(begin)

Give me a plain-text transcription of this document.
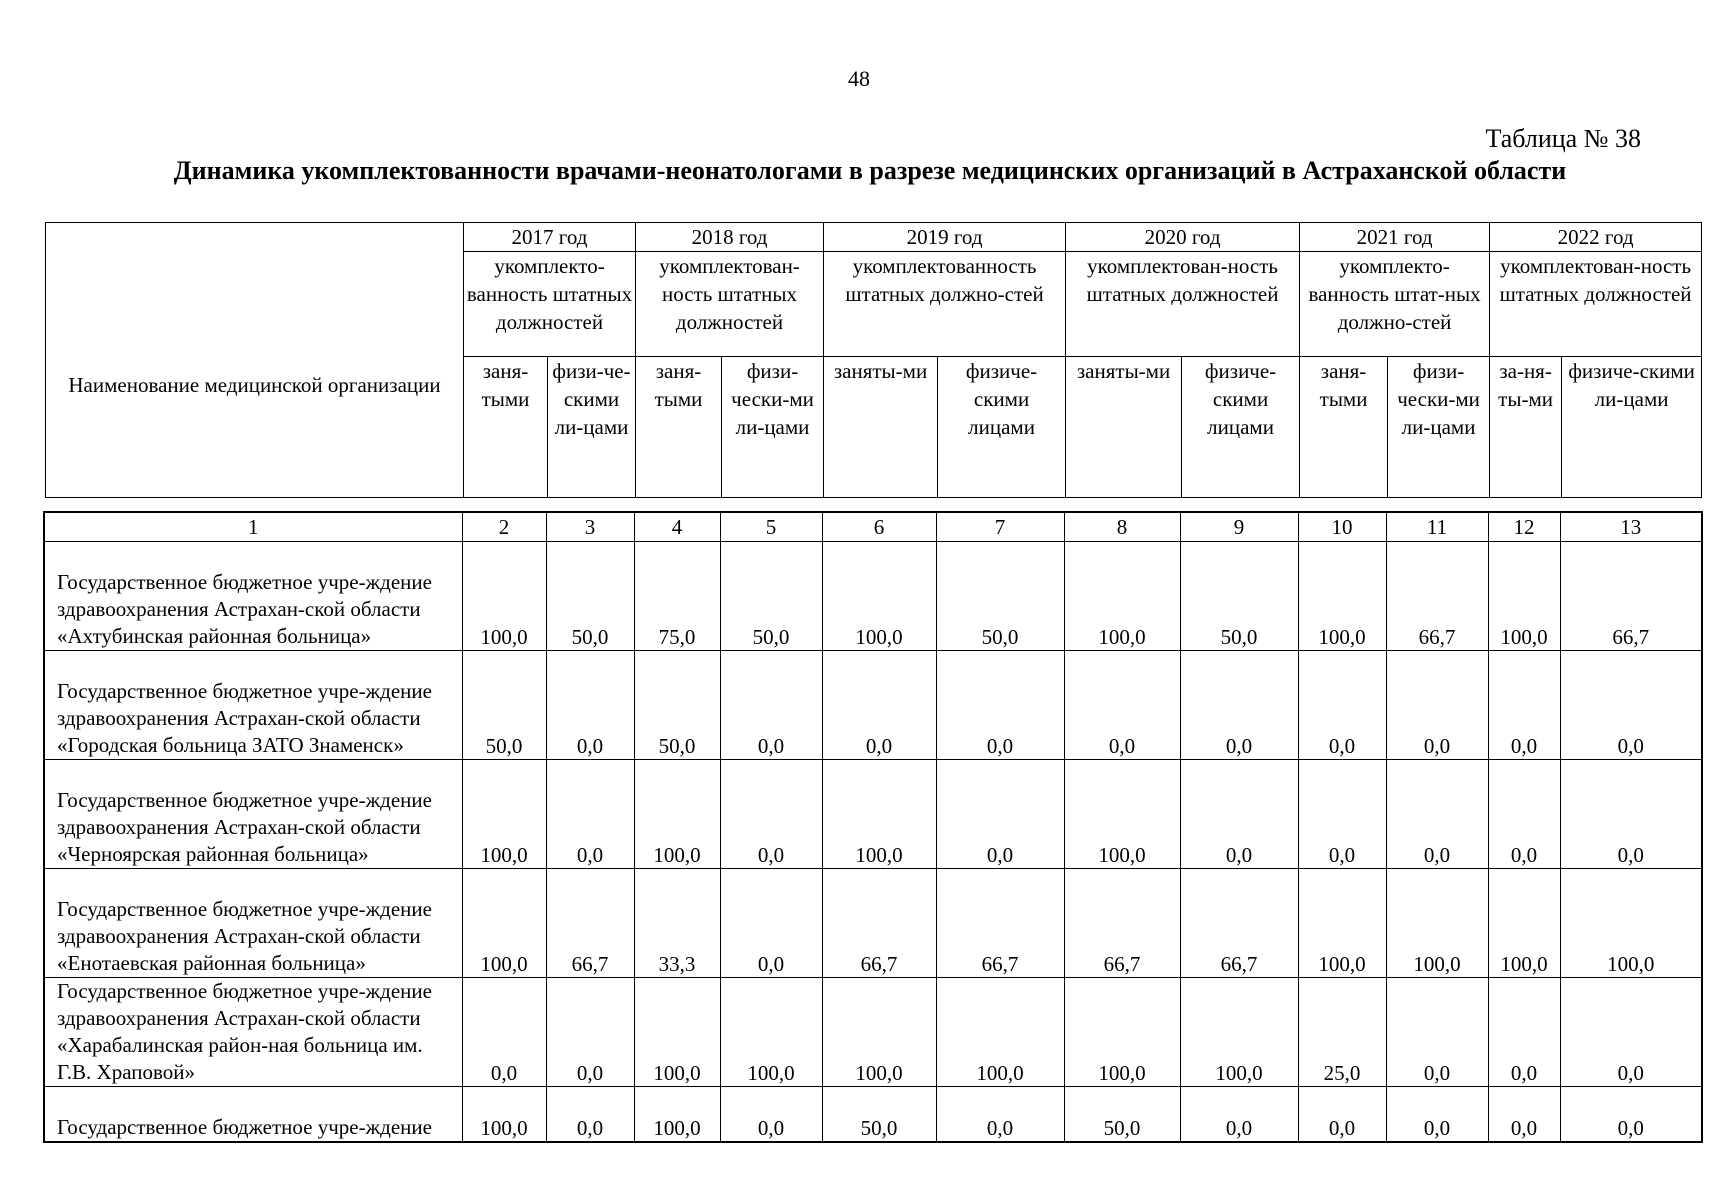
48
Таблица № 38
Динамика укомплектованности врачами-неонатологами в разрезе медицинских организаций в Астраханской области
Наименование медицинской организации	2017 год		2018 год		2019 год		2020 год		2021 год		2022 год	
	укомплекто-ванность штатных должностей		укомплектован-ность штатных должностей		укомплектованность штатных должно-стей		укомплектован-ность штатных должностей		укомплекто-ванность штат-ных должно-стей		укомплектован-ность штатных должностей	
	заня-тыми	физи-че-скими ли-цами	заня-тыми	физи-чески-ми ли-цами	заняты-ми	физиче-скими лицами	заняты-ми	физиче-скими лицами	заня-тыми	физи-чески-ми ли-цами	за-ня-ты-ми	физиче-скими ли-цами
1	2	3	4	5	6	7	8	9	10	11	12	13
Государственное бюджетное учре-ждение здравоохранения Астрахан-ской области «Ахтубинская районная больница»	100,0	50,0	75,0	50,0	100,0	50,0	100,0	50,0	100,0	66,7	100,0	66,7
Государственное бюджетное учре-ждение здравоохранения Астрахан-ской области «Городская больница ЗАТО Знаменск»	50,0	0,0	50,0	0,0	0,0	0,0	0,0	0,0	0,0	0,0	0,0	0,0
Государственное бюджетное учре-ждение здравоохранения Астрахан-ской области «Черноярская районная больница»	100,0	0,0	100,0	0,0	100,0	0,0	100,0	0,0	0,0	0,0	0,0	0,0
Государственное бюджетное учре-ждение здравоохранения Астрахан-ской области «Енотаевская районная больница»	100,0	66,7	33,3	0,0	66,7	66,7	66,7	66,7	100,0	100,0	100,0	100,0
Государственное бюджетное учре-ждение здравоохранения Астрахан-ской области «Харабалинская район-ная больница им. Г.В. Храповой»	0,0	0,0	100,0	100,0	100,0	100,0	100,0	100,0	25,0	0,0	0,0	0,0
Государственное бюджетное учре-ждение	100,0	0,0	100,0	0,0	50,0	0,0	50,0	0,0	0,0	0,0	0,0	0,0
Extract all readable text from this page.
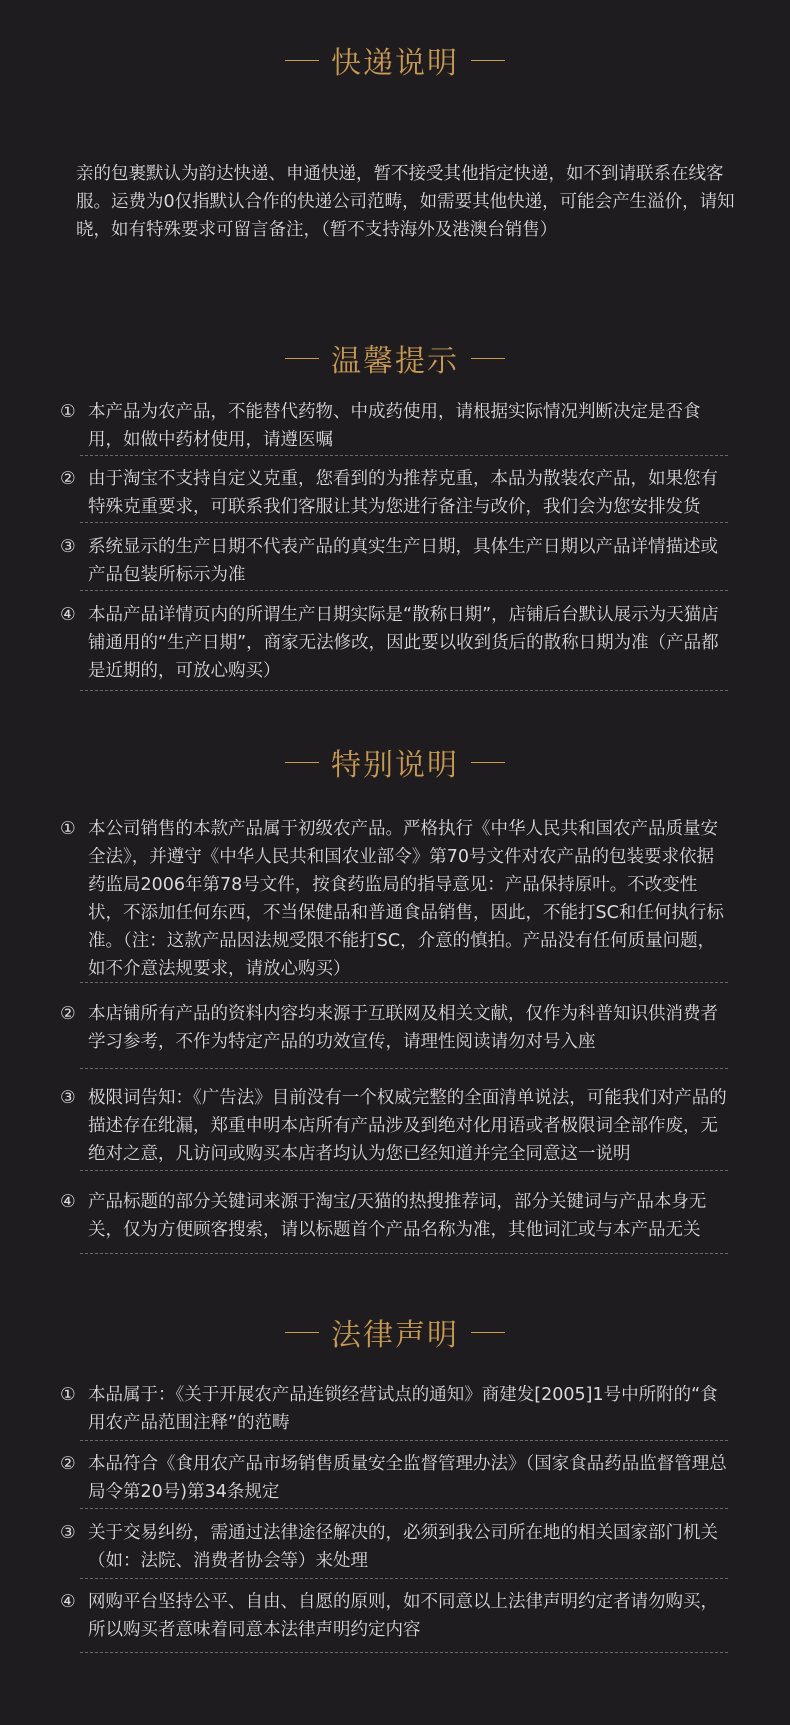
快递说明
亲的包裹默认为韵达快递、申通快递，暂不接受其他指定快递，如不到请联系在线客服。运费为0仅指默认合作的快递公司范畴，如需要其他快递，可能会产生溢价，请知晓，如有特殊要求可留言备注，（暂不支持海外及港澳台销售）
温馨提示
① 本产品为农产品，不能替代药物、中成药使用，请根据实际情况判断决定是否食用，如做中药材使用，请遵医嘱
② 由于淘宝不支持自定义克重，您看到的为推荐克重，本品为散装农产品，如果您有特殊克重要求，可联系我们客服让其为您进行备注与改价，我们会为您安排发货
③ 系统显示的生产日期不代表产品的真实生产日期，具体生产日期以产品详情描述或产品包装所标示为准
④ 本品产品详情页内的所谓生产日期实际是“散称日期”，店铺后台默认展示为天猫店铺通用的“生产日期”，商家无法修改，因此要以收到货后的散称日期为准（产品都是近期的，可放心购买）
特别说明
① 本公司销售的本款产品属于初级农产品。严格执行《中华人民共和国农产品质量安全法》，并遵守《中华人民共和国农业部令》第70号文件对农产品的包装要求依据药监局2006年第78号文件，按食药监局的指导意见：产品保持原叶。不改变性状，不添加任何东西，不当保健品和普通食品销售，因此，不能打SC和任何执行标准。（注：这款产品因法规受限不能打SC，介意的慎拍。产品没有任何质量问题，如不介意法规要求，请放心购买）
② 本店铺所有产品的资料内容均来源于互联网及相关文献，仅作为科普知识供消费者学习参考，不作为特定产品的功效宣传，请理性阅读请勿对号入座
③ 极限词告知：《广告法》目前没有一个权威完整的全面清单说法，可能我们对产品的描述存在纰漏，郑重申明本店所有产品涉及到绝对化用语或者极限词全部作废，无绝对之意，凡访问或购买本店者均认为您已经知道并完全同意这一说明
④ 产品标题的部分关键词来源于淘宝/天猫的热搜推荐词，部分关键词与产品本身无关，仅为方便顾客搜索，请以标题首个产品名称为准，其他词汇或与本产品无关
法律声明
① 本品属于：《关于开展农产品连锁经营试点的通知》商建发[2005]1号中所附的“食用农产品范围注释”的范畴
② 本品符合《食用农产品市场销售质量安全监督管理办法》（国家食品药品监督管理总局令第20号)第34条规定
③ 关于交易纠纷，需通过法律途径解决的，必须到我公司所在地的相关国家部门机关（如：法院、消费者协会等）来处理
④ 网购平台坚持公平、自由、自愿的原则，如不同意以上法律声明约定者请勿购买，所以购买者意味着同意本法律声明约定内容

(end)

### Problem
Take the line containing "Extract all readable text from this page." and every line after it up to the end of the data, and write them out exactly, without the pictures.

### Task output
Extract all readable text from this page.
快递说明
亲的包裹默认为韵达快递、申通快递，暂不接受其他指定快递，如不到请联系在线客服。运费为0仅指默认合作的快递公司范畴，如需要其他快递，可能会产生溢价，请知晓，如有特殊要求可留言备注，（暂不支持海外及港澳台销售）
温馨提示
① 本产品为农产品，不能替代药物、中成药使用，请根据实际情况判断决定是否食用，如做中药材使用，请遵医嘱
② 由于淘宝不支持自定义克重，您看到的为推荐克重，本品为散装农产品，如果您有特殊克重要求，可联系我们客服让其为您进行备注与改价，我们会为您安排发货
③ 系统显示的生产日期不代表产品的真实生产日期，具体生产日期以产品详情描述或产品包装所标示为准
④ 本品产品详情页内的所谓生产日期实际是“散称日期”，店铺后台默认展示为天猫店铺通用的“生产日期”，商家无法修改，因此要以收到货后的散称日期为准（产品都是近期的，可放心购买）
特别说明
① 本公司销售的本款产品属于初级农产品。严格执行《中华人民共和国农产品质量安全法》，并遵守《中华人民共和国农业部令》第70号文件对农产品的包装要求依据药监局2006年第78号文件，按食药监局的指导意见：产品保持原叶。不改变性状，不添加任何东西，不当保健品和普通食品销售，因此，不能打SC和任何执行标准。（注：这款产品因法规受限不能打SC，介意的慎拍。产品没有任何质量问题，如不介意法规要求，请放心购买）
② 本店铺所有产品的资料内容均来源于互联网及相关文献，仅作为科普知识供消费者学习参考，不作为特定产品的功效宣传，请理性阅读请勿对号入座
③ 极限词告知：《广告法》目前没有一个权威完整的全面清单说法，可能我们对产品的描述存在纰漏，郑重申明本店所有产品涉及到绝对化用语或者极限词全部作废，无绝对之意，凡访问或购买本店者均认为您已经知道并完全同意这一说明
④ 产品标题的部分关键词来源于淘宝/天猫的热搜推荐词，部分关键词与产品本身无关，仅为方便顾客搜索，请以标题首个产品名称为准，其他词汇或与本产品无关
法律声明
① 本品属于：《关于开展农产品连锁经营试点的通知》商建发[2005]1号中所附的“食用农产品范围注释”的范畴
② 本品符合《食用农产品市场销售质量安全监督管理办法》（国家食品药品监督管理总局令第20号)第34条规定
③ 关于交易纠纷，需通过法律途径解决的，必须到我公司所在地的相关国家部门机关（如：法院、消费者协会等）来处理
④ 网购平台坚持公平、自由、自愿的原则，如不同意以上法律声明约定者请勿购买，所以购买者意味着同意本法律声明约定内容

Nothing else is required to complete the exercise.